+++ EXTRACTED DATA

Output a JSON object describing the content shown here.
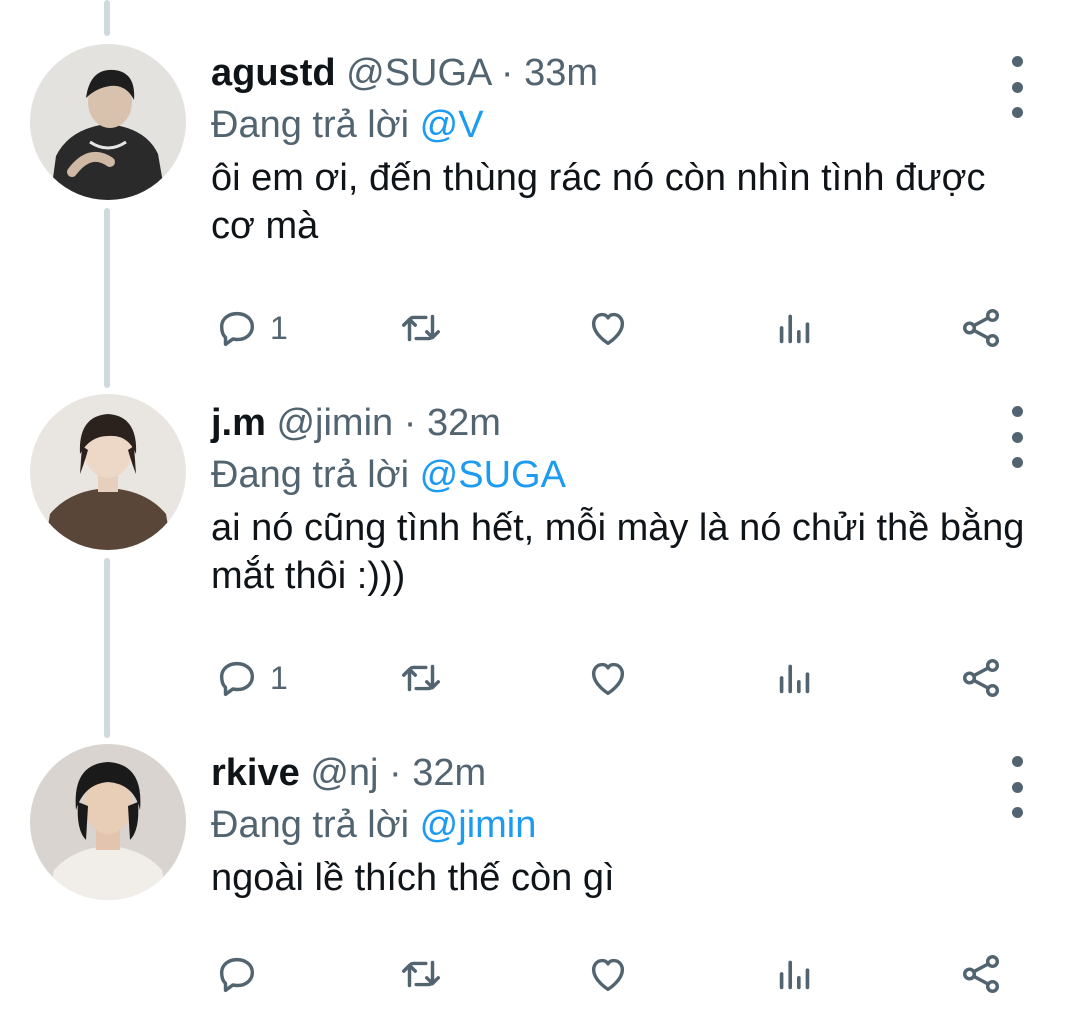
{
  "tweets": [
    {
      "name": "agustd",
      "handle": "@SUGA",
      "separator": "·",
      "time": "33m",
      "reply_prefix": "Đang trả lời",
      "reply_to": "@V",
      "text": "ôi em ơi, đến thùng rác nó còn nhìn tình được cơ mà",
      "reply_count": "1"
    },
    {
      "name": "j.m",
      "handle": "@jimin",
      "separator": "·",
      "time": "32m",
      "reply_prefix": "Đang trả lời",
      "reply_to": "@SUGA",
      "text": "ai nó cũng tình hết, mỗi mày là nó chửi thề bằng mắt thôi :)))",
      "reply_count": "1"
    },
    {
      "name": "rkive",
      "handle": "@nj",
      "separator": "·",
      "time": "32m",
      "reply_prefix": "Đang trả lời",
      "reply_to": "@jimin",
      "text": "ngoài lề thích thế còn gì",
      "reply_count": ""
    }
  ],
  "icons": {
    "reply": "reply-icon",
    "retweet": "retweet-icon",
    "like": "heart-icon",
    "views": "analytics-icon",
    "share": "share-icon",
    "more": "more-vertical-icon"
  },
  "colors": {
    "text": "#0f1419",
    "secondary": "#536471",
    "link": "#1d9bf0",
    "thread_line": "#cfd9de"
  }
}
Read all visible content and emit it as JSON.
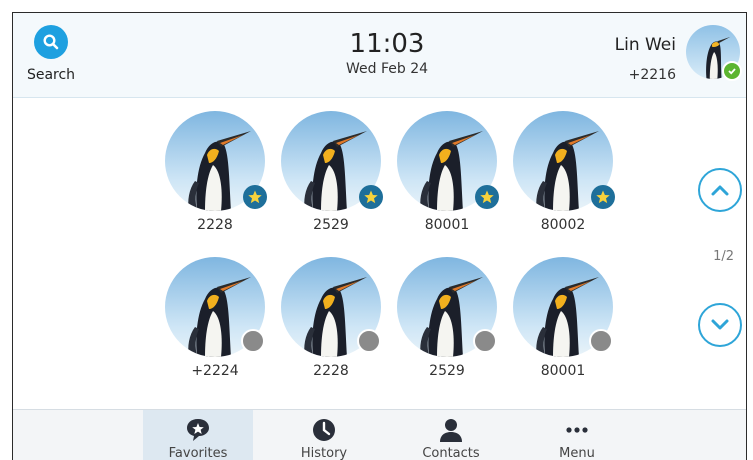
{
  "header": {
    "search_label": "Search",
    "time": "11:03",
    "date": "Wed Feb 24",
    "user_name": "Lin Wei",
    "user_ext": "+2216"
  },
  "favorites": [
    {
      "label": "2228",
      "badge": "star"
    },
    {
      "label": "2529",
      "badge": "star"
    },
    {
      "label": "80001",
      "badge": "star"
    },
    {
      "label": "80002",
      "badge": "star"
    },
    {
      "label": "+2224",
      "badge": "status-grey"
    },
    {
      "label": "2228",
      "badge": "status-grey"
    },
    {
      "label": "2529",
      "badge": "status-grey"
    },
    {
      "label": "80001",
      "badge": "status-grey"
    }
  ],
  "pager": {
    "indicator": "1/2"
  },
  "tabs": [
    {
      "label": "Favorites",
      "icon": "favorites-icon",
      "active": true
    },
    {
      "label": "History",
      "icon": "clock-icon",
      "active": false
    },
    {
      "label": "Contacts",
      "icon": "person-icon",
      "active": false
    },
    {
      "label": "Menu",
      "icon": "more-dots-icon",
      "active": false
    }
  ],
  "colors": {
    "accent": "#1ea0e0",
    "status_green": "#5cb531",
    "star_badge": "#1e6f9a"
  }
}
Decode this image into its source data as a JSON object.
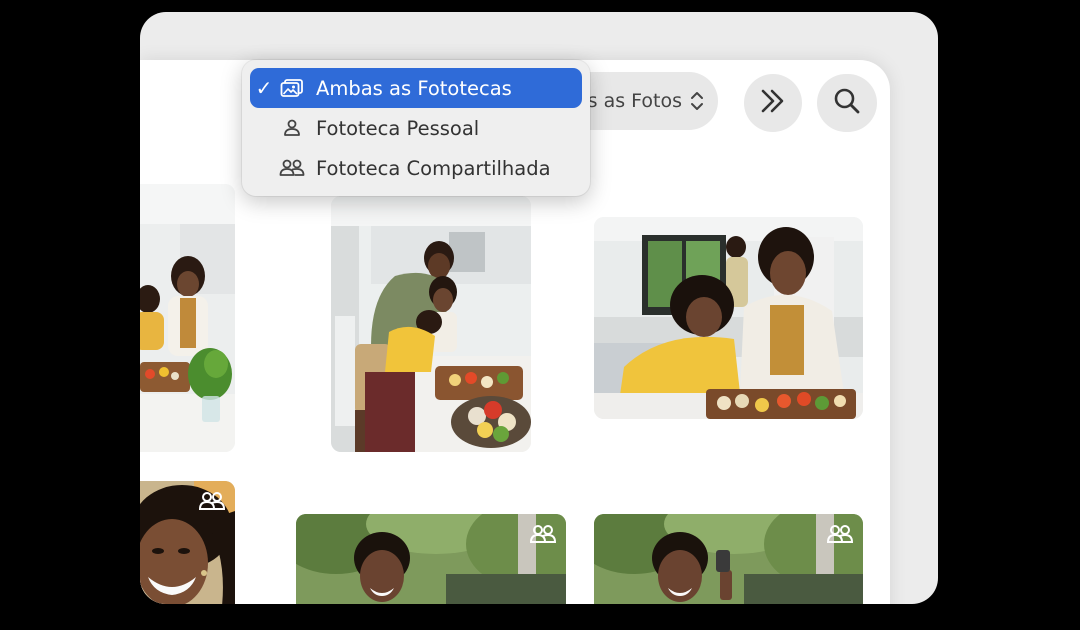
{
  "toolbar": {
    "view_select_label": "s as Fotos"
  },
  "library_menu": {
    "items": [
      {
        "label": "Ambas as Fototecas",
        "icon": "photo-library-icon",
        "selected": true
      },
      {
        "label": "Fototeca Pessoal",
        "icon": "person-icon",
        "selected": false
      },
      {
        "label": "Fototeca Compartilhada",
        "icon": "people-icon",
        "selected": false
      }
    ]
  },
  "photos": [
    {
      "subject": "family cooking in kitchen (cropped left)",
      "shared": false
    },
    {
      "subject": "father hugging son at kitchen counter",
      "shared": false
    },
    {
      "subject": "mother and daughter preparing food",
      "shared": false
    },
    {
      "subject": "smiling woman portrait",
      "shared": true
    },
    {
      "subject": "man outdoors under trees",
      "shared": true
    },
    {
      "subject": "man outdoors holding phone",
      "shared": true
    }
  ],
  "colors": {
    "accent": "#2f6bd8",
    "menu_bg": "#efefef",
    "pill_bg": "#e8e8e8"
  }
}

++++++

* **PROBLEM DETAILS**:
Write out the entries above verbatim; the pictures do not belong in your copy.

* **FULL SOLUTION**:
Output a JSON object describing the content shown here.
{
  "tweets": [
    {
      "name": "agustd",
      "handle": "@SUGA",
      "separator": "·",
      "time": "33m",
      "reply_prefix": "Đang trả lời",
      "reply_to": "@V",
      "text": "ôi em ơi, đến thùng rác nó còn nhìn tình được cơ mà",
      "reply_count": "1"
    },
    {
      "name": "j.m",
      "handle": "@jimin",
      "separator": "·",
      "time": "32m",
      "reply_prefix": "Đang trả lời",
      "reply_to": "@SUGA",
      "text": "ai nó cũng tình hết, mỗi mày là nó chửi thề bằng mắt thôi :)))",
      "reply_count": "1"
    },
    {
      "name": "rkive",
      "handle": "@nj",
      "separator": "·",
      "time": "32m",
      "reply_prefix": "Đang trả lời",
      "reply_to": "@jimin",
      "text": "ngoài lề thích thế còn gì",
      "reply_count": ""
    }
  ],
  "icons": {
    "reply": "reply-icon",
    "retweet": "retweet-icon",
    "like": "heart-icon",
    "views": "analytics-icon",
    "share": "share-icon",
    "more": "more-vertical-icon"
  },
  "colors": {
    "text": "#0f1419",
    "secondary": "#536471",
    "link": "#1d9bf0",
    "thread_line": "#cfd9de"
  }
}
Read all visible content and emit it as JSON.
{
  "header": {
    "search_label": "Search",
    "time": "11:03",
    "date": "Wed Feb 24",
    "user_name": "Lin Wei",
    "user_ext": "+2216"
  },
  "favorites": [
    {
      "label": "2228",
      "badge": "star"
    },
    {
      "label": "2529",
      "badge": "star"
    },
    {
      "label": "80001",
      "badge": "star"
    },
    {
      "label": "80002",
      "badge": "star"
    },
    {
      "label": "+2224",
      "badge": "status-grey"
    },
    {
      "label": "2228",
      "badge": "status-grey"
    },
    {
      "label": "2529",
      "badge": "status-grey"
    },
    {
      "label": "80001",
      "badge": "status-grey"
    }
  ],
  "pager": {
    "indicator": "1/2"
  },
  "tabs": [
    {
      "label": "Favorites",
      "icon": "favorites-icon",
      "active": true
    },
    {
      "label": "History",
      "icon": "clock-icon",
      "active": false
    },
    {
      "label": "Contacts",
      "icon": "person-icon",
      "active": false
    },
    {
      "label": "Menu",
      "icon": "more-dots-icon",
      "active": false
    }
  ],
  "colors": {
    "accent": "#1ea0e0",
    "status_green": "#5cb531",
    "star_badge": "#1e6f9a"
  }
}
Decode this image into its source data as a JSON object.
{
  "toolbar": {
    "view_select_label": "s as Fotos"
  },
  "library_menu": {
    "items": [
      {
        "label": "Ambas as Fototecas",
        "icon": "photo-library-icon",
        "selected": true
      },
      {
        "label": "Fototeca Pessoal",
        "icon": "person-icon",
        "selected": false
      },
      {
        "label": "Fototeca Compartilhada",
        "icon": "people-icon",
        "selected": false
      }
    ]
  },
  "photos": [
    {
      "subject": "family cooking in kitchen (cropped left)",
      "shared": false
    },
    {
      "subject": "father hugging son at kitchen counter",
      "shared": false
    },
    {
      "subject": "mother and daughter preparing food",
      "shared": false
    },
    {
      "subject": "smiling woman portrait",
      "shared": true
    },
    {
      "subject": "man outdoors under trees",
      "shared": true
    },
    {
      "subject": "man outdoors holding phone",
      "shared": true
    }
  ],
  "colors": {
    "accent": "#2f6bd8",
    "menu_bg": "#efefef",
    "pill_bg": "#e8e8e8"
  }
}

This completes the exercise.